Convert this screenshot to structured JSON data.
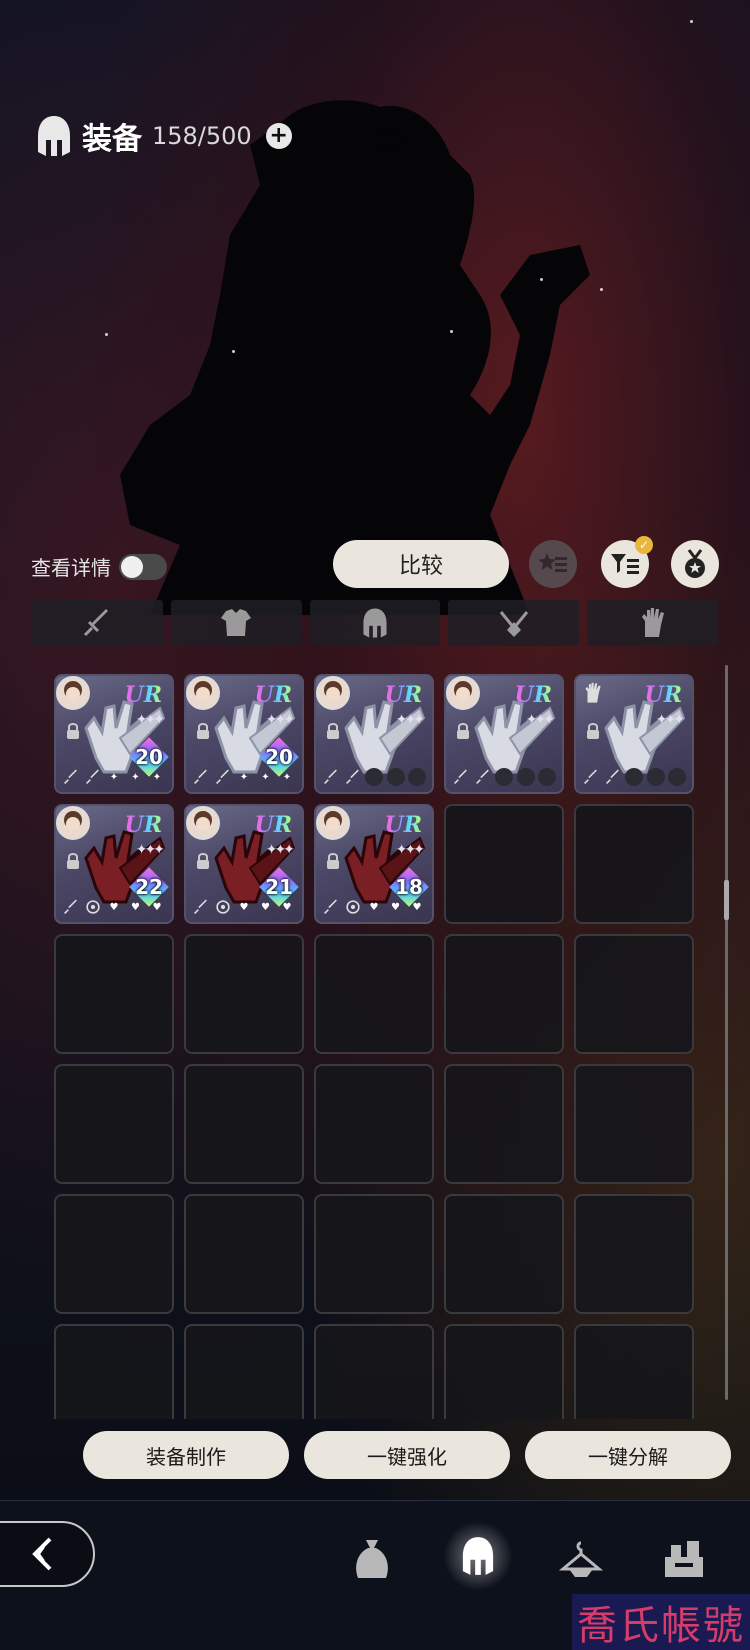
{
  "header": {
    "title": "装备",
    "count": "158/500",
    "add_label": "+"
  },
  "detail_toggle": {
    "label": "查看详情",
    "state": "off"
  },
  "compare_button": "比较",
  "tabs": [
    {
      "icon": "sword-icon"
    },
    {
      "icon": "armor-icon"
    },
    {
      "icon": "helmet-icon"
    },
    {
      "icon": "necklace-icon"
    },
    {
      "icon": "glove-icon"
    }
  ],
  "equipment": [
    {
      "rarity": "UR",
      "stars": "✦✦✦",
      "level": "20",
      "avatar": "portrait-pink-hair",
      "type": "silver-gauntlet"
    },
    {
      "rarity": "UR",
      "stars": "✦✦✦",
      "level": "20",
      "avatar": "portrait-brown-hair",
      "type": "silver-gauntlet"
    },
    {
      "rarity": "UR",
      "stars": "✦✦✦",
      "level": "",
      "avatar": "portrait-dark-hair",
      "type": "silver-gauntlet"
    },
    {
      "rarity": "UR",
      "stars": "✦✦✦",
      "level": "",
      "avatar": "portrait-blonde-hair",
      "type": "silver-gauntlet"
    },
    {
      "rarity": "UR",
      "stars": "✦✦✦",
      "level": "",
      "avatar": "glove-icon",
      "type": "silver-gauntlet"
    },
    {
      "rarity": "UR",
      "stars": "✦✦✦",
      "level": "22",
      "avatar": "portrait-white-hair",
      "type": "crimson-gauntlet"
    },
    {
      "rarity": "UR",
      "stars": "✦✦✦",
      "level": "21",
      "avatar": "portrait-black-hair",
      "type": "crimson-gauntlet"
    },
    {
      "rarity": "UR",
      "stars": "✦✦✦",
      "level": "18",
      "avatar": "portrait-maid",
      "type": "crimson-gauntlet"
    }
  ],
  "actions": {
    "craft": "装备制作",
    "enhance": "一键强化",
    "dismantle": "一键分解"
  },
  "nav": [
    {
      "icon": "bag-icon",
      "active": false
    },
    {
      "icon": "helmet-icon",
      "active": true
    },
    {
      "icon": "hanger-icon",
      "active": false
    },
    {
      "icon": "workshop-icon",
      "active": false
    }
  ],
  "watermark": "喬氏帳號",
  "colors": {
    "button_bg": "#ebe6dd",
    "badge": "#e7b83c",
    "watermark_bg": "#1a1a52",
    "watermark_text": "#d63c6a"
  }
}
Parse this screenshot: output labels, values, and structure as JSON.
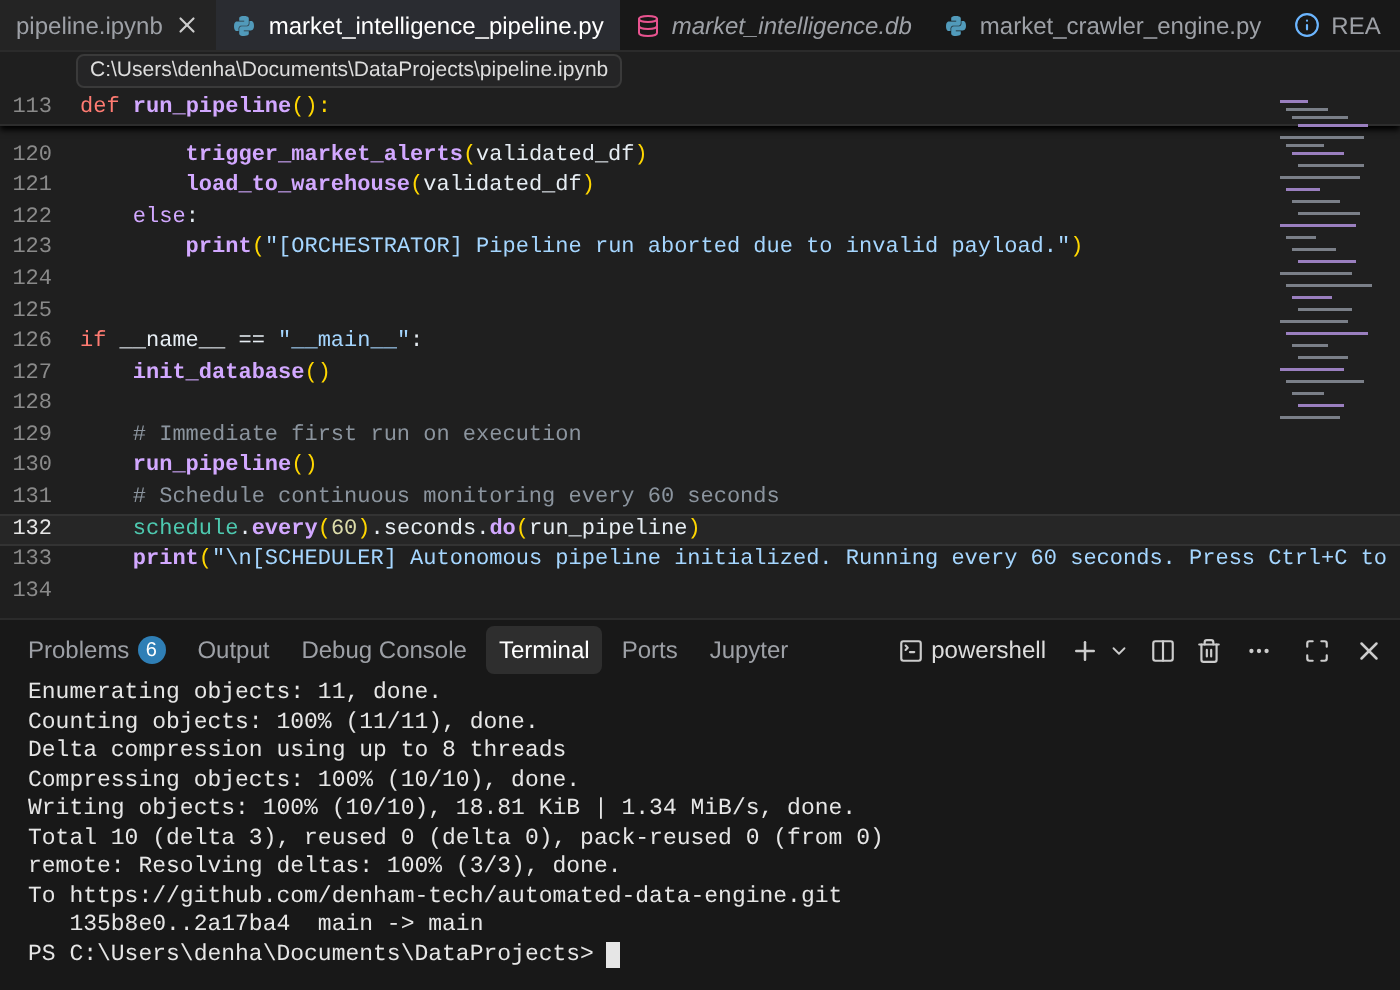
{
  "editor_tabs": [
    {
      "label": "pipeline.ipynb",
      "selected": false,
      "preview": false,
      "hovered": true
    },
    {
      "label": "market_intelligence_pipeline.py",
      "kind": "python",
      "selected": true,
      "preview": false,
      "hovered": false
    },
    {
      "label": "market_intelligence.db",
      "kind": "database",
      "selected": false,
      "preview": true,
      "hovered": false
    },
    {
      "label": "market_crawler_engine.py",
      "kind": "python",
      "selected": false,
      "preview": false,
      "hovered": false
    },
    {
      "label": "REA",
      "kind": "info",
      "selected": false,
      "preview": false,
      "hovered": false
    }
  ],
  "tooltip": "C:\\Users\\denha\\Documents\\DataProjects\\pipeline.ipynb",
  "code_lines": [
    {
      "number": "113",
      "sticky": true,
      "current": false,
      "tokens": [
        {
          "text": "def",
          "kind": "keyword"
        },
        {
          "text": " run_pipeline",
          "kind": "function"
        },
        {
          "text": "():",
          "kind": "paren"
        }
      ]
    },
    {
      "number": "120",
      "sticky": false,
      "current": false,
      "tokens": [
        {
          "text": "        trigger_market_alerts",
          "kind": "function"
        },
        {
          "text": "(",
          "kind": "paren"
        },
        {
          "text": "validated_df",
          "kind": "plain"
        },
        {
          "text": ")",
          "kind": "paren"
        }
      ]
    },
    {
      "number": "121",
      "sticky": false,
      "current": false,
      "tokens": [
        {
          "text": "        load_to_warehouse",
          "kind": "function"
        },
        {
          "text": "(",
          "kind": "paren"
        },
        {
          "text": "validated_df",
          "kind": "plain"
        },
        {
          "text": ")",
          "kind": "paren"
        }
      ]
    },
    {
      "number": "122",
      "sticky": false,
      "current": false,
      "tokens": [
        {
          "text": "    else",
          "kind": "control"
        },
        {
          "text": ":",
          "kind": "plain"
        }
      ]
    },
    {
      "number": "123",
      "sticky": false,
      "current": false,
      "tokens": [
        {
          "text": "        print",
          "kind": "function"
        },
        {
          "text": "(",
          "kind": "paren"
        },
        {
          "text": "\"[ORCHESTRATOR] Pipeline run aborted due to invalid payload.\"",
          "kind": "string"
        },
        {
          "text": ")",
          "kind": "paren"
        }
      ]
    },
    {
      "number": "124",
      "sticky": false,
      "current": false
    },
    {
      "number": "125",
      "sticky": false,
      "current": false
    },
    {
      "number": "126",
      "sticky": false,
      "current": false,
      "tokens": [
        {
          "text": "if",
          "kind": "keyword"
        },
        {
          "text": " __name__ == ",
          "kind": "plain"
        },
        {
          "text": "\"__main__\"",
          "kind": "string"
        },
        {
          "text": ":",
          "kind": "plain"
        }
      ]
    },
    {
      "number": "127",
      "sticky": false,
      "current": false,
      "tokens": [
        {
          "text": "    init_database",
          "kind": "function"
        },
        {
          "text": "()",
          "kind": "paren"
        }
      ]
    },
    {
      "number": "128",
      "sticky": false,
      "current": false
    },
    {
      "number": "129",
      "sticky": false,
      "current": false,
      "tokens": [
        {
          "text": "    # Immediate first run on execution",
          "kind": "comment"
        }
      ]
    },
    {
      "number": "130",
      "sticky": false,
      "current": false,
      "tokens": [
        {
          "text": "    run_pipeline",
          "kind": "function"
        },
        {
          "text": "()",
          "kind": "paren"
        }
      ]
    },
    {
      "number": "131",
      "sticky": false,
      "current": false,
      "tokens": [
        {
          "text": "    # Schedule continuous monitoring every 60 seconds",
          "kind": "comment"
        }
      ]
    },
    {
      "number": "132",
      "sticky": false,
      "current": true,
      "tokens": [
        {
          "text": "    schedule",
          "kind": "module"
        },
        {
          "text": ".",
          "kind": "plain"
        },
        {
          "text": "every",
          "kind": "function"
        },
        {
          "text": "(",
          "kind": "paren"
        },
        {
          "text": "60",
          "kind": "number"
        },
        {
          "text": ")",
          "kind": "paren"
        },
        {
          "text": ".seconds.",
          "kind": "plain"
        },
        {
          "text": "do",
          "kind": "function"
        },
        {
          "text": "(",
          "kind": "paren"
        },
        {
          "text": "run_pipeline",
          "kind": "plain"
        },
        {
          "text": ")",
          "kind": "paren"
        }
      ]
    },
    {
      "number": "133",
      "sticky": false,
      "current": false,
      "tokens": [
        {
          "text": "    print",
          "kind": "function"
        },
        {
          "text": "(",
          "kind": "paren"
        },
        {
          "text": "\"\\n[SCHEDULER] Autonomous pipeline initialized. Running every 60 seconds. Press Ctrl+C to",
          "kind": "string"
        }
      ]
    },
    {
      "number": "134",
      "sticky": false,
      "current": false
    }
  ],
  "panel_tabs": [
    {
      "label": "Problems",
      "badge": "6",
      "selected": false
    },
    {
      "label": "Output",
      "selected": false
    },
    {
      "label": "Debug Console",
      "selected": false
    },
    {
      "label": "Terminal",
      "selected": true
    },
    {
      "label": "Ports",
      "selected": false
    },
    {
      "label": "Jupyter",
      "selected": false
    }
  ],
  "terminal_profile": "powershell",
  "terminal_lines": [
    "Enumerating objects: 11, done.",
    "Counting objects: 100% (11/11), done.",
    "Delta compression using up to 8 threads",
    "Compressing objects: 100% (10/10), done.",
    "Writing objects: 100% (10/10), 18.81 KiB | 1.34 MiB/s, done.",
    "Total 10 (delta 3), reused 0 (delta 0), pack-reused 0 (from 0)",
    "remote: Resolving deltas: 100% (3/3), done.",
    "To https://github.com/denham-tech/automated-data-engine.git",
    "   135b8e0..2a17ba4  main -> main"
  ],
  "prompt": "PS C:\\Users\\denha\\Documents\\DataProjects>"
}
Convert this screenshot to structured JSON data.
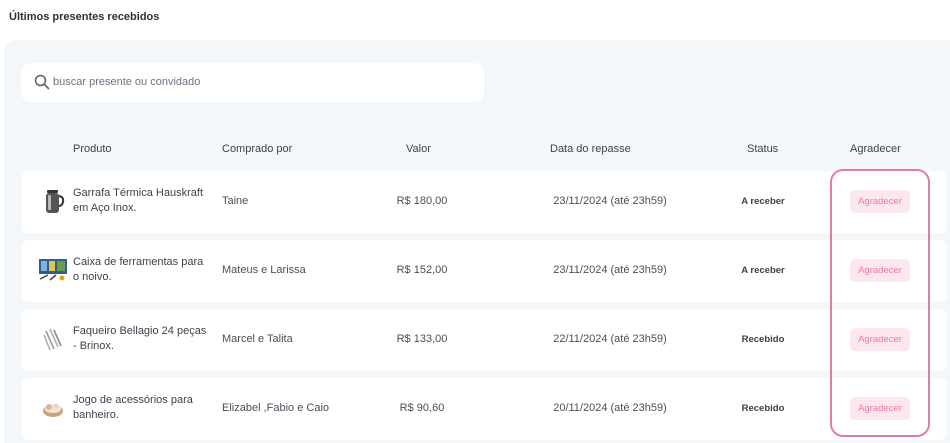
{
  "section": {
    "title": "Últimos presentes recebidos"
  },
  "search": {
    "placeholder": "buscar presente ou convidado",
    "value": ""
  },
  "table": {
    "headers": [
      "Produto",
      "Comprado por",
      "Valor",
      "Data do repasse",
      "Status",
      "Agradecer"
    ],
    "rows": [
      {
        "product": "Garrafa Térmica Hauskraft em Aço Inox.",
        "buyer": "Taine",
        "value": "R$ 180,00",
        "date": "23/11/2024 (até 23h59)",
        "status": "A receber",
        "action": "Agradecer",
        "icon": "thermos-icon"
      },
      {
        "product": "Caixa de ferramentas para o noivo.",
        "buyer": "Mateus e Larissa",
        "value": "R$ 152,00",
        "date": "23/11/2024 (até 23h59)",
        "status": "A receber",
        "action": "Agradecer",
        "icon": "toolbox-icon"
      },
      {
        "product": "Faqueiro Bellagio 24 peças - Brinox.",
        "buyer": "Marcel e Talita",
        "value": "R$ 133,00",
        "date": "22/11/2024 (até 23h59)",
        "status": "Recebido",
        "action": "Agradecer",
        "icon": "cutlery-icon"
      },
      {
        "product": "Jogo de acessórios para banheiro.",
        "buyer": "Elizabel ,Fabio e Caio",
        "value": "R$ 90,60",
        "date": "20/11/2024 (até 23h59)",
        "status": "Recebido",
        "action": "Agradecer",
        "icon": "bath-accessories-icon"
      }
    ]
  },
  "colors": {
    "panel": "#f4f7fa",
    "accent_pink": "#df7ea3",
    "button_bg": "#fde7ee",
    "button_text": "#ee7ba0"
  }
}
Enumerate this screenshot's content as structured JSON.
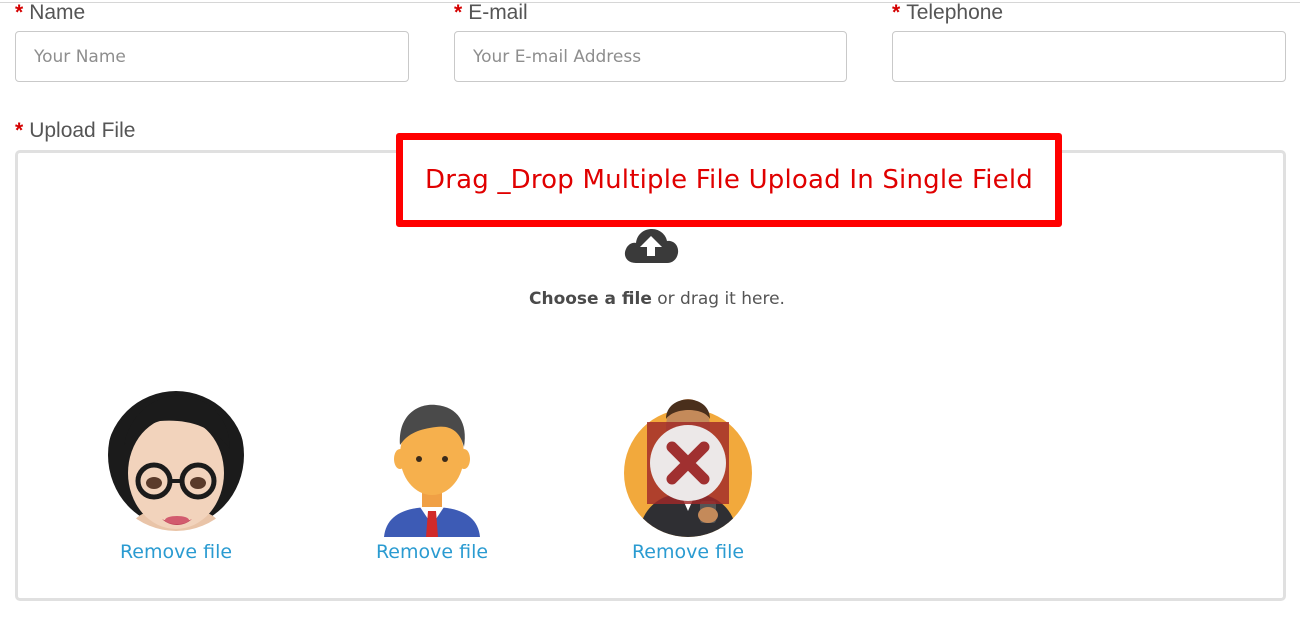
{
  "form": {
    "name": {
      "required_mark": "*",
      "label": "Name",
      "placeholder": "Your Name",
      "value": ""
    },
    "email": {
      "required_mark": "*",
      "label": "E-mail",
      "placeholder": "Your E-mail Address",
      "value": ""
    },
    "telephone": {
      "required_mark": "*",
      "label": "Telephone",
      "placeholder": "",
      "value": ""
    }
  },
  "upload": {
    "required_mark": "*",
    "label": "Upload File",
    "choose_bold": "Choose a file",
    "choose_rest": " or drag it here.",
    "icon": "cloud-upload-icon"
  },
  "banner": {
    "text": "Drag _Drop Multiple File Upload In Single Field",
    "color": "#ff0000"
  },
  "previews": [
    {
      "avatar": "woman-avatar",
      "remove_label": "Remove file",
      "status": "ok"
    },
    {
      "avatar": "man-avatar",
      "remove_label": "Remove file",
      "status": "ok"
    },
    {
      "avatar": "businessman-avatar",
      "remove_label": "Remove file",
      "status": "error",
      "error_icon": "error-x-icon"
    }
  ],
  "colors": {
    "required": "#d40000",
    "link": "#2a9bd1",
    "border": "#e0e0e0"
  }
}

▶ _Your task_:
From the entries above, pull out each line that includes "seconds".

▶ _Finished task_:
          "text": "    # Schedule continuous monitoring every 60 seconds",
          "text": ".seconds.",
          "text": "\"\\n[SCHEDULER] Autonomous pipeline initialized. Running every 60 seconds. Press Ctrl+C to",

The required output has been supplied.